> _What to produce_
Quote the listing below in its entirety, omitting every image.

> _Supplied records_
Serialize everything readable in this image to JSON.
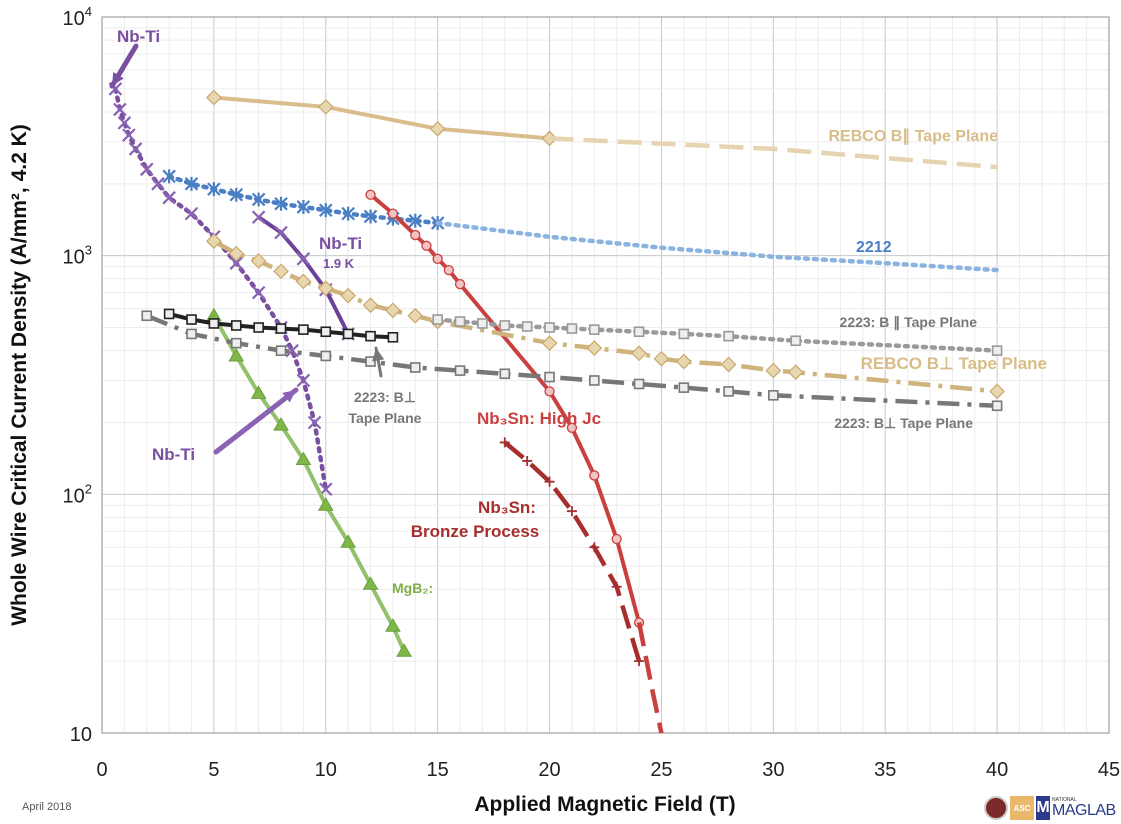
{
  "chart_data": {
    "type": "line",
    "xlabel": "Applied Magnetic Field (T)",
    "ylabel": "Whole Wire Critical Current Density (A/mm², 4.2 K)",
    "xlim": [
      0,
      45
    ],
    "ylim": [
      10,
      10000
    ],
    "yscale": "log",
    "grid": true,
    "x_ticks": [
      "0",
      "5",
      "10",
      "15",
      "20",
      "25",
      "30",
      "35",
      "40",
      "45"
    ],
    "y_ticks": [
      {
        "base": "10"
      },
      {
        "base": "10",
        "exp": "2"
      },
      {
        "base": "10",
        "exp": "3"
      },
      {
        "base": "10",
        "exp": "4"
      }
    ],
    "series": [
      {
        "name": "REBCO B∥ Tape Plane",
        "color": "#d9bd8c",
        "style": "solid",
        "marker": "diamond",
        "x": [
          5,
          10,
          15,
          20
        ],
        "y": [
          4600,
          4200,
          3400,
          3100
        ]
      },
      {
        "name": "REBCO B∥ Tape Plane",
        "color": "#e6d3b0",
        "style": "dashed",
        "marker": "none",
        "x": [
          20,
          30,
          40
        ],
        "y": [
          3100,
          2800,
          2350
        ]
      },
      {
        "name": "2212",
        "color": "#4a7fc4",
        "style": "dotted",
        "marker": "star",
        "x": [
          3,
          4,
          5,
          6,
          7,
          8,
          9,
          10,
          11,
          12,
          13,
          14,
          15
        ],
        "y": [
          2150,
          2000,
          1900,
          1800,
          1720,
          1650,
          1600,
          1550,
          1500,
          1460,
          1430,
          1400,
          1370
        ]
      },
      {
        "name": "2212",
        "color": "#8ab3df",
        "style": "dotted",
        "marker": "none",
        "x": [
          15,
          20,
          25,
          30,
          35,
          40
        ],
        "y": [
          1370,
          1200,
          1080,
          990,
          930,
          870
        ]
      },
      {
        "name": "Nb-Ti",
        "color": "#7a4fa0",
        "style": "dotted",
        "marker": "x",
        "x": [
          0.6,
          0.8,
          1,
          1.2,
          1.5,
          2,
          2.5,
          3,
          4,
          5,
          6,
          7,
          8,
          8.5,
          9,
          9.5,
          10
        ],
        "y": [
          5000,
          4100,
          3600,
          3200,
          2800,
          2300,
          2000,
          1750,
          1500,
          1200,
          930,
          700,
          500,
          400,
          300,
          200,
          105
        ]
      },
      {
        "name": "Nb-Ti 1.9 K",
        "color": "#6a4398",
        "style": "solid",
        "marker": "x",
        "x": [
          7,
          8,
          9,
          10,
          11
        ],
        "y": [
          1450,
          1250,
          970,
          720,
          470
        ]
      },
      {
        "name": "MgB₂",
        "color": "#93c06a",
        "style": "solid",
        "marker": "triangle",
        "x": [
          5,
          6,
          7,
          8,
          9,
          10,
          11,
          12,
          13,
          13.5
        ],
        "y": [
          560,
          380,
          265,
          195,
          140,
          90,
          63,
          42,
          28,
          22
        ]
      },
      {
        "name": "Nb₃Sn: High Jc",
        "color": "#c9403e",
        "style": "solid",
        "marker": "circle",
        "x": [
          12,
          13,
          14,
          14.5,
          15,
          15.5,
          16,
          20,
          21,
          22,
          23,
          24
        ],
        "y": [
          1800,
          1500,
          1220,
          1100,
          970,
          870,
          760,
          270,
          190,
          120,
          65,
          29
        ]
      },
      {
        "name": "Nb₃Sn: High Jc",
        "color": "#c9403e",
        "style": "dashed",
        "marker": "none",
        "x": [
          24,
          24.6,
          25
        ],
        "y": [
          29,
          15,
          10
        ]
      },
      {
        "name": "Nb₃Sn: Bronze Process",
        "color": "#a62f2e",
        "style": "dashed",
        "marker": "plus",
        "x": [
          18,
          19,
          20,
          21,
          22,
          23,
          24
        ],
        "y": [
          165,
          138,
          113,
          85,
          60,
          41,
          20
        ]
      },
      {
        "name": "REBCO B⊥ Tape Plane",
        "color": "#cfb37c",
        "style": "dashdot",
        "marker": "diamond",
        "x": [
          5,
          6,
          7,
          8,
          9,
          10,
          11,
          12,
          13,
          14,
          15,
          20,
          22,
          24,
          25,
          26,
          28,
          30,
          31,
          40
        ],
        "y": [
          1150,
          1020,
          950,
          860,
          780,
          730,
          680,
          620,
          590,
          560,
          530,
          430,
          410,
          390,
          370,
          360,
          350,
          330,
          325,
          270
        ]
      },
      {
        "name": "2223: B ∥ Tape Plane",
        "color": "#9a9a9a",
        "style": "dotted",
        "marker": "square",
        "x": [
          15,
          16,
          17,
          18,
          19,
          20,
          21,
          22,
          24,
          26,
          28,
          31,
          40
        ],
        "y": [
          540,
          530,
          520,
          510,
          505,
          500,
          495,
          490,
          480,
          470,
          460,
          440,
          400
        ]
      },
      {
        "name": "2223: B⊥ Tape Plane",
        "color": "#777777",
        "style": "dashdot",
        "marker": "square",
        "x": [
          2,
          4,
          6,
          8,
          10,
          12,
          14,
          16,
          18,
          20,
          22,
          24,
          26,
          28,
          30,
          40
        ],
        "y": [
          560,
          470,
          430,
          400,
          380,
          360,
          340,
          330,
          320,
          310,
          300,
          290,
          280,
          270,
          260,
          235
        ]
      },
      {
        "name": "2223: B⊥ Tape Plane",
        "color": "#222222",
        "style": "solid",
        "marker": "square",
        "x": [
          3,
          4,
          5,
          6,
          7,
          8,
          9,
          10,
          11,
          12,
          13
        ],
        "y": [
          570,
          540,
          520,
          510,
          500,
          495,
          490,
          480,
          470,
          460,
          455
        ]
      }
    ],
    "annotations": [
      {
        "text": "Nb-Ti",
        "color": "#7a4fa0"
      },
      {
        "text": "Nb-Ti",
        "color": "#7a4fa0"
      },
      {
        "text": "Nb-Ti",
        "color": "#7a4fa0"
      },
      {
        "text": "1.9 K",
        "color": "#7a4fa0"
      },
      {
        "text": "REBCO B∥ Tape Plane",
        "color": "#d8bd88"
      },
      {
        "text": "2212",
        "color": "#4a7fc4"
      },
      {
        "text": "2223: B ∥ Tape Plane",
        "color": "#777777"
      },
      {
        "text": "REBCO B⊥ Tape Plane",
        "color": "#d8bd88"
      },
      {
        "text": "2223: B⊥",
        "color": "#777777"
      },
      {
        "text": "Tape Plane",
        "color": "#777777"
      },
      {
        "text": "2223: B⊥ Tape Plane",
        "color": "#777777"
      },
      {
        "text": "Nb₃Sn: High Jc",
        "color": "#c9403e"
      },
      {
        "text": "Nb₃Sn:",
        "color": "#a62f2e"
      },
      {
        "text": "Bronze Process",
        "color": "#a62f2e"
      },
      {
        "text": "MgB₂:",
        "color": "#7fae4a"
      }
    ]
  },
  "footer": {
    "date": "April 2018",
    "logo_national": "NATIONAL",
    "logo_maglab": "MAGLAB",
    "logo_asc": "ASC"
  }
}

> _Completed task_
Serialize everything readable in this image to JSON.
{
  "chart_data": {
    "type": "line",
    "xlabel": "Applied Magnetic Field (T)",
    "ylabel": "Whole Wire Critical Current Density (A/mm², 4.2 K)",
    "xlim": [
      0,
      45
    ],
    "ylim": [
      10,
      10000
    ],
    "yscale": "log",
    "grid": true,
    "x_ticks": [
      "0",
      "5",
      "10",
      "15",
      "20",
      "25",
      "30",
      "35",
      "40",
      "45"
    ],
    "y_ticks": [
      {
        "base": "10"
      },
      {
        "base": "10",
        "exp": "2"
      },
      {
        "base": "10",
        "exp": "3"
      },
      {
        "base": "10",
        "exp": "4"
      }
    ],
    "series": [
      {
        "name": "REBCO B∥ Tape Plane",
        "color": "#d9bd8c",
        "style": "solid",
        "marker": "diamond",
        "x": [
          5,
          10,
          15,
          20
        ],
        "y": [
          4600,
          4200,
          3400,
          3100
        ]
      },
      {
        "name": "REBCO B∥ Tape Plane",
        "color": "#e6d3b0",
        "style": "dashed",
        "marker": "none",
        "x": [
          20,
          30,
          40
        ],
        "y": [
          3100,
          2800,
          2350
        ]
      },
      {
        "name": "2212",
        "color": "#4a7fc4",
        "style": "dotted",
        "marker": "star",
        "x": [
          3,
          4,
          5,
          6,
          7,
          8,
          9,
          10,
          11,
          12,
          13,
          14,
          15
        ],
        "y": [
          2150,
          2000,
          1900,
          1800,
          1720,
          1650,
          1600,
          1550,
          1500,
          1460,
          1430,
          1400,
          1370
        ]
      },
      {
        "name": "2212",
        "color": "#8ab3df",
        "style": "dotted",
        "marker": "none",
        "x": [
          15,
          20,
          25,
          30,
          35,
          40
        ],
        "y": [
          1370,
          1200,
          1080,
          990,
          930,
          870
        ]
      },
      {
        "name": "Nb-Ti",
        "color": "#7a4fa0",
        "style": "dotted",
        "marker": "x",
        "x": [
          0.6,
          0.8,
          1,
          1.2,
          1.5,
          2,
          2.5,
          3,
          4,
          5,
          6,
          7,
          8,
          8.5,
          9,
          9.5,
          10
        ],
        "y": [
          5000,
          4100,
          3600,
          3200,
          2800,
          2300,
          2000,
          1750,
          1500,
          1200,
          930,
          700,
          500,
          400,
          300,
          200,
          105
        ]
      },
      {
        "name": "Nb-Ti 1.9 K",
        "color": "#6a4398",
        "style": "solid",
        "marker": "x",
        "x": [
          7,
          8,
          9,
          10,
          11
        ],
        "y": [
          1450,
          1250,
          970,
          720,
          470
        ]
      },
      {
        "name": "MgB₂",
        "color": "#93c06a",
        "style": "solid",
        "marker": "triangle",
        "x": [
          5,
          6,
          7,
          8,
          9,
          10,
          11,
          12,
          13,
          13.5
        ],
        "y": [
          560,
          380,
          265,
          195,
          140,
          90,
          63,
          42,
          28,
          22
        ]
      },
      {
        "name": "Nb₃Sn: High Jc",
        "color": "#c9403e",
        "style": "solid",
        "marker": "circle",
        "x": [
          12,
          13,
          14,
          14.5,
          15,
          15.5,
          16,
          20,
          21,
          22,
          23,
          24
        ],
        "y": [
          1800,
          1500,
          1220,
          1100,
          970,
          870,
          760,
          270,
          190,
          120,
          65,
          29
        ]
      },
      {
        "name": "Nb₃Sn: High Jc",
        "color": "#c9403e",
        "style": "dashed",
        "marker": "none",
        "x": [
          24,
          24.6,
          25
        ],
        "y": [
          29,
          15,
          10
        ]
      },
      {
        "name": "Nb₃Sn: Bronze Process",
        "color": "#a62f2e",
        "style": "dashed",
        "marker": "plus",
        "x": [
          18,
          19,
          20,
          21,
          22,
          23,
          24
        ],
        "y": [
          165,
          138,
          113,
          85,
          60,
          41,
          20
        ]
      },
      {
        "name": "REBCO B⊥ Tape Plane",
        "color": "#cfb37c",
        "style": "dashdot",
        "marker": "diamond",
        "x": [
          5,
          6,
          7,
          8,
          9,
          10,
          11,
          12,
          13,
          14,
          15,
          20,
          22,
          24,
          25,
          26,
          28,
          30,
          31,
          40
        ],
        "y": [
          1150,
          1020,
          950,
          860,
          780,
          730,
          680,
          620,
          590,
          560,
          530,
          430,
          410,
          390,
          370,
          360,
          350,
          330,
          325,
          270
        ]
      },
      {
        "name": "2223: B ∥ Tape Plane",
        "color": "#9a9a9a",
        "style": "dotted",
        "marker": "square",
        "x": [
          15,
          16,
          17,
          18,
          19,
          20,
          21,
          22,
          24,
          26,
          28,
          31,
          40
        ],
        "y": [
          540,
          530,
          520,
          510,
          505,
          500,
          495,
          490,
          480,
          470,
          460,
          440,
          400
        ]
      },
      {
        "name": "2223: B⊥ Tape Plane",
        "color": "#777777",
        "style": "dashdot",
        "marker": "square",
        "x": [
          2,
          4,
          6,
          8,
          10,
          12,
          14,
          16,
          18,
          20,
          22,
          24,
          26,
          28,
          30,
          40
        ],
        "y": [
          560,
          470,
          430,
          400,
          380,
          360,
          340,
          330,
          320,
          310,
          300,
          290,
          280,
          270,
          260,
          235
        ]
      },
      {
        "name": "2223: B⊥ Tape Plane",
        "color": "#222222",
        "style": "solid",
        "marker": "square",
        "x": [
          3,
          4,
          5,
          6,
          7,
          8,
          9,
          10,
          11,
          12,
          13
        ],
        "y": [
          570,
          540,
          520,
          510,
          500,
          495,
          490,
          480,
          470,
          460,
          455
        ]
      }
    ],
    "annotations": [
      {
        "text": "Nb-Ti",
        "color": "#7a4fa0"
      },
      {
        "text": "Nb-Ti",
        "color": "#7a4fa0"
      },
      {
        "text": "Nb-Ti",
        "color": "#7a4fa0"
      },
      {
        "text": "1.9 K",
        "color": "#7a4fa0"
      },
      {
        "text": "REBCO B∥ Tape Plane",
        "color": "#d8bd88"
      },
      {
        "text": "2212",
        "color": "#4a7fc4"
      },
      {
        "text": "2223: B ∥ Tape Plane",
        "color": "#777777"
      },
      {
        "text": "REBCO B⊥ Tape Plane",
        "color": "#d8bd88"
      },
      {
        "text": "2223: B⊥",
        "color": "#777777"
      },
      {
        "text": "Tape Plane",
        "color": "#777777"
      },
      {
        "text": "2223: B⊥ Tape Plane",
        "color": "#777777"
      },
      {
        "text": "Nb₃Sn: High Jc",
        "color": "#c9403e"
      },
      {
        "text": "Nb₃Sn:",
        "color": "#a62f2e"
      },
      {
        "text": "Bronze Process",
        "color": "#a62f2e"
      },
      {
        "text": "MgB₂:",
        "color": "#7fae4a"
      }
    ]
  },
  "footer": {
    "date": "April 2018",
    "logo_national": "NATIONAL",
    "logo_maglab": "MAGLAB",
    "logo_asc": "ASC"
  }
}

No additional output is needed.